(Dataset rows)
====

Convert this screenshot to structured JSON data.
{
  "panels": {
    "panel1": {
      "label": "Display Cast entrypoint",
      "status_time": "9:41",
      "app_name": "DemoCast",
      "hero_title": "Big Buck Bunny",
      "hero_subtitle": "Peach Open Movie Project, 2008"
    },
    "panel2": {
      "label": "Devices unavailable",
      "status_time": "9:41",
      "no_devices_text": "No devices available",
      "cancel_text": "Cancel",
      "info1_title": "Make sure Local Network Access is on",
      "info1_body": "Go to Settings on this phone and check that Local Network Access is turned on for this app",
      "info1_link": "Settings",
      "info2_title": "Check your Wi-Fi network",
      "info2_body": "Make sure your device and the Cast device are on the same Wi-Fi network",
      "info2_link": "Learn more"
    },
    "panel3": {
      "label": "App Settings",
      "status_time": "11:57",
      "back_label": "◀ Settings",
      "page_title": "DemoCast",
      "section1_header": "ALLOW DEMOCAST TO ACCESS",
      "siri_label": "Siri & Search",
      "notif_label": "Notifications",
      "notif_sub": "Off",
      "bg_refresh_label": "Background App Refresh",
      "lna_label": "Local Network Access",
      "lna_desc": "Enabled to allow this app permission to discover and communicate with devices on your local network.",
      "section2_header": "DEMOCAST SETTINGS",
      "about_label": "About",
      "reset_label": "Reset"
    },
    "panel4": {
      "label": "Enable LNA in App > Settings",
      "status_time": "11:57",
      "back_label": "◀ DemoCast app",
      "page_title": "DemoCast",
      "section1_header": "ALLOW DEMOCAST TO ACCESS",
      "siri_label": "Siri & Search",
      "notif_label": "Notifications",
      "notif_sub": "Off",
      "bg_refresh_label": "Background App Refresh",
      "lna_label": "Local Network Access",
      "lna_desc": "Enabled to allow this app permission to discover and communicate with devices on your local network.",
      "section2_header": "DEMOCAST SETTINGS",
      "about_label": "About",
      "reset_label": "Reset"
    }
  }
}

====

## Stated exercise
Print every line of the records exactly. Omit nothing.

## The result
Convert this screenshot to structured JSON data.
{
  "panels": {
    "panel1": {
      "label": "Display Cast entrypoint",
      "status_time": "9:41",
      "app_name": "DemoCast",
      "hero_title": "Big Buck Bunny",
      "hero_subtitle": "Peach Open Movie Project, 2008"
    },
    "panel2": {
      "label": "Devices unavailable",
      "status_time": "9:41",
      "no_devices_text": "No devices available",
      "cancel_text": "Cancel",
      "info1_title": "Make sure Local Network Access is on",
      "info1_body": "Go to Settings on this phone and check that Local Network Access is turned on for this app",
      "info1_link": "Settings",
      "info2_title": "Check your Wi-Fi network",
      "info2_body": "Make sure your device and the Cast device are on the same Wi-Fi network",
      "info2_link": "Learn more"
    },
    "panel3": {
      "label": "App Settings",
      "status_time": "11:57",
      "back_label": "◀ Settings",
      "page_title": "DemoCast",
      "section1_header": "ALLOW DEMOCAST TO ACCESS",
      "siri_label": "Siri & Search",
      "notif_label": "Notifications",
      "notif_sub": "Off",
      "bg_refresh_label": "Background App Refresh",
      "lna_label": "Local Network Access",
      "lna_desc": "Enabled to allow this app permission to discover and communicate with devices on your local network.",
      "section2_header": "DEMOCAST SETTINGS",
      "about_label": "About",
      "reset_label": "Reset"
    },
    "panel4": {
      "label": "Enable LNA in App > Settings",
      "status_time": "11:57",
      "back_label": "◀ DemoCast app",
      "page_title": "DemoCast",
      "section1_header": "ALLOW DEMOCAST TO ACCESS",
      "siri_label": "Siri & Search",
      "notif_label": "Notifications",
      "notif_sub": "Off",
      "bg_refresh_label": "Background App Refresh",
      "lna_label": "Local Network Access",
      "lna_desc": "Enabled to allow this app permission to discover and communicate with devices on your local network.",
      "section2_header": "DEMOCAST SETTINGS",
      "about_label": "About",
      "reset_label": "Reset"
    }
  }
}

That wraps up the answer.